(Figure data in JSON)
══════════════════════════════
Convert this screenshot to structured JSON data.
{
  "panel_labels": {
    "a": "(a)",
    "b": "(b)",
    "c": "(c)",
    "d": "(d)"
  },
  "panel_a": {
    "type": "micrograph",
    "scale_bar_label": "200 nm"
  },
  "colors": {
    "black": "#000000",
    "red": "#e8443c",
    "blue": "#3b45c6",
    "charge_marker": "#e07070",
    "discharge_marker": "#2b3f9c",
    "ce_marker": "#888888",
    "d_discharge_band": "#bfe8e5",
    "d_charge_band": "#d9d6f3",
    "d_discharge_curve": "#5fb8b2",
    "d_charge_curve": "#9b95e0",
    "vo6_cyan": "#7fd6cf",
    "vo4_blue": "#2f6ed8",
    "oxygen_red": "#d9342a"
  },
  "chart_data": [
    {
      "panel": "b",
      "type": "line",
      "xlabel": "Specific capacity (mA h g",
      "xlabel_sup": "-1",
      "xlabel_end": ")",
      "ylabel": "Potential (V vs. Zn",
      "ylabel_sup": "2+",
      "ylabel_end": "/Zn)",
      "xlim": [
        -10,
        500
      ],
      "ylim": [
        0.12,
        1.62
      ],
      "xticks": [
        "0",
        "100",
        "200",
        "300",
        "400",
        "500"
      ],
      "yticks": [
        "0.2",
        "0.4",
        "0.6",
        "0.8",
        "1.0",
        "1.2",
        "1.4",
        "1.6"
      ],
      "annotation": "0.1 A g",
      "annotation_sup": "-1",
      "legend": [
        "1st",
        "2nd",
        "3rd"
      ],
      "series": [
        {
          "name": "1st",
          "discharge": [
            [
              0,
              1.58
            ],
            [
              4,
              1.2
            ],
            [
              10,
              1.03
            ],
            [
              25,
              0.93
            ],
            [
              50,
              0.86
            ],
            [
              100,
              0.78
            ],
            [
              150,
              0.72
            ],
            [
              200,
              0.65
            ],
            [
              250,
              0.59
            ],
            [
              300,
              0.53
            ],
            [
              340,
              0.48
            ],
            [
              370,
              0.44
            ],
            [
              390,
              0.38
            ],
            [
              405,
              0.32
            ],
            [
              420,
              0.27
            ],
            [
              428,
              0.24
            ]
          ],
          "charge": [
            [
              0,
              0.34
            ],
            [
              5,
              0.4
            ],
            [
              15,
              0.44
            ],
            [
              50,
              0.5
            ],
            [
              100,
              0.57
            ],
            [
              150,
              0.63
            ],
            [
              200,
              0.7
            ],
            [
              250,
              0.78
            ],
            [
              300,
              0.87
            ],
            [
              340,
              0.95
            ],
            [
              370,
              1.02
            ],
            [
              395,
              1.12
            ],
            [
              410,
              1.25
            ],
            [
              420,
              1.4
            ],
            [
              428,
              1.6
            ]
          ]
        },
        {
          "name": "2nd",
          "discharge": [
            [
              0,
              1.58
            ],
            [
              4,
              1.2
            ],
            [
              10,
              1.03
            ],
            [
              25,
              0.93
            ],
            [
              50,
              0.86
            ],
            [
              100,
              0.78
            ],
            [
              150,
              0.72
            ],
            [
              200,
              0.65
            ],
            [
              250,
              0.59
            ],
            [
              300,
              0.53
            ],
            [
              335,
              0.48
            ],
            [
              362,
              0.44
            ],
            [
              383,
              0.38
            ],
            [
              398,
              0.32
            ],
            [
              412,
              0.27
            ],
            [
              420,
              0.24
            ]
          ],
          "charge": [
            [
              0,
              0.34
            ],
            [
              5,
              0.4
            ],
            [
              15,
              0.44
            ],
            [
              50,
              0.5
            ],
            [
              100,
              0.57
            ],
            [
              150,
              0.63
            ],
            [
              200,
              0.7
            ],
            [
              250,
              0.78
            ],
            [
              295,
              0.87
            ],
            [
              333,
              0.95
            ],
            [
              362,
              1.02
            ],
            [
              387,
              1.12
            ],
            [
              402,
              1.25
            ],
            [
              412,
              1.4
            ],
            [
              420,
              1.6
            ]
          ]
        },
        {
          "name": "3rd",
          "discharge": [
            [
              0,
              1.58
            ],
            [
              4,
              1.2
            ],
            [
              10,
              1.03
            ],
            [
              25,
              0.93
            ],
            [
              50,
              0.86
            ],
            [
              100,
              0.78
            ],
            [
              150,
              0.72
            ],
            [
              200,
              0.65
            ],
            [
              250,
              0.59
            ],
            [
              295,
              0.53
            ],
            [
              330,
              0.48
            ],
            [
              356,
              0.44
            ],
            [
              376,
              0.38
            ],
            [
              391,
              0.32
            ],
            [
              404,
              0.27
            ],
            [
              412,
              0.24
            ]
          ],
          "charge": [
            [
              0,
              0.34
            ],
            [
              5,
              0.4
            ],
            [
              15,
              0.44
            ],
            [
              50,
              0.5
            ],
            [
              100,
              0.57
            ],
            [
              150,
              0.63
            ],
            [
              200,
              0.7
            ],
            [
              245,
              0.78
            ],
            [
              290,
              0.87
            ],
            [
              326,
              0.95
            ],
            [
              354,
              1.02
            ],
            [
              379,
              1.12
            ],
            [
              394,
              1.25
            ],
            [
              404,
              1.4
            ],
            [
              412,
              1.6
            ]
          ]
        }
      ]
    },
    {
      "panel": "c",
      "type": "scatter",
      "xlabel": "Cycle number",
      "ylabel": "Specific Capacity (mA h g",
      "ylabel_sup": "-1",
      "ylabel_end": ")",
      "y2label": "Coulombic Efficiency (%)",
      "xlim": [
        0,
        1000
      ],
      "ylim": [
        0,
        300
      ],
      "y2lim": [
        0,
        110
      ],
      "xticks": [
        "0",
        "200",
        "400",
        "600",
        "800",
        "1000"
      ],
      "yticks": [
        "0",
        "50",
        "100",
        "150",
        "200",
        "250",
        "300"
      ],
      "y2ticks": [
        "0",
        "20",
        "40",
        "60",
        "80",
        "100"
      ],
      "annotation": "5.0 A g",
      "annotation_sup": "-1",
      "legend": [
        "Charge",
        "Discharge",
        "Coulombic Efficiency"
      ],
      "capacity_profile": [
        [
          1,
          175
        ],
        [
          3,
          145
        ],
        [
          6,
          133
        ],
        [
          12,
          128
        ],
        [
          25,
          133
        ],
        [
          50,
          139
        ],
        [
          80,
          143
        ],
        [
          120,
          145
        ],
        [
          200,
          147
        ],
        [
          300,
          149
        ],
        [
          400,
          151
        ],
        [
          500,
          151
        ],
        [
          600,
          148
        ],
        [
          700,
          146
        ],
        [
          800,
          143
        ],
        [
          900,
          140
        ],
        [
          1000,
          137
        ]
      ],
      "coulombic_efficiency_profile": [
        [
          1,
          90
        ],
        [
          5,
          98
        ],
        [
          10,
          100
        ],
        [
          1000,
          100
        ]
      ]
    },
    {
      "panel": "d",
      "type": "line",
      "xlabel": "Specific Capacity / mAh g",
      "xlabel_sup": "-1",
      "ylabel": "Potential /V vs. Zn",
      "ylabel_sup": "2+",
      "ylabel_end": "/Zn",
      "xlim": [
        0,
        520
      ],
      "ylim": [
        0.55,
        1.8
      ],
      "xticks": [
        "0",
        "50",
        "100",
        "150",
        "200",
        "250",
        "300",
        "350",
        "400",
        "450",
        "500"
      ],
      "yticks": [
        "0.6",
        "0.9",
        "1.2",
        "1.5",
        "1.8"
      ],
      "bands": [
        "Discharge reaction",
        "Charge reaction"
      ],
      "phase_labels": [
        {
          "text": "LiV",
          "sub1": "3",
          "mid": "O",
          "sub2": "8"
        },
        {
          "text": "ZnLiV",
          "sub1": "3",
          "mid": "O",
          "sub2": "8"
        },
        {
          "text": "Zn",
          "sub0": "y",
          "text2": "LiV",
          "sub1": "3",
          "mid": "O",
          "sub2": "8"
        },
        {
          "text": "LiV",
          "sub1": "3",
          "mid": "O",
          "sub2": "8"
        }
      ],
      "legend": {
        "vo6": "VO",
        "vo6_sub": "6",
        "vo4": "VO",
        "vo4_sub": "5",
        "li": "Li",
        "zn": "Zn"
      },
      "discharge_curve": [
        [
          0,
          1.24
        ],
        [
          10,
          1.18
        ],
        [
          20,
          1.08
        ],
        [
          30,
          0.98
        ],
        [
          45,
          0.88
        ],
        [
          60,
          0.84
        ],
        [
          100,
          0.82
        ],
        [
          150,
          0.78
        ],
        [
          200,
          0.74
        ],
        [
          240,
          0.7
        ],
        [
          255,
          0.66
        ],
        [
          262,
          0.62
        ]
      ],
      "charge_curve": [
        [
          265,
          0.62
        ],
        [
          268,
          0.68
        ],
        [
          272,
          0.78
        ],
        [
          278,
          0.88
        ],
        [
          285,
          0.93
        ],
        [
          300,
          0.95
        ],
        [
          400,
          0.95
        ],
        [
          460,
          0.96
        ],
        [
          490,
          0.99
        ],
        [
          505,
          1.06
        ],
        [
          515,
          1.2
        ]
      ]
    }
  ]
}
══════════════════════════════
(Work to do)
Read the entries and show each line that mentions "Potential".

(Answer to the exercise)
      "ylabel": "Potential (V vs. Zn",
      "ylabel": "Potential /V vs. Zn",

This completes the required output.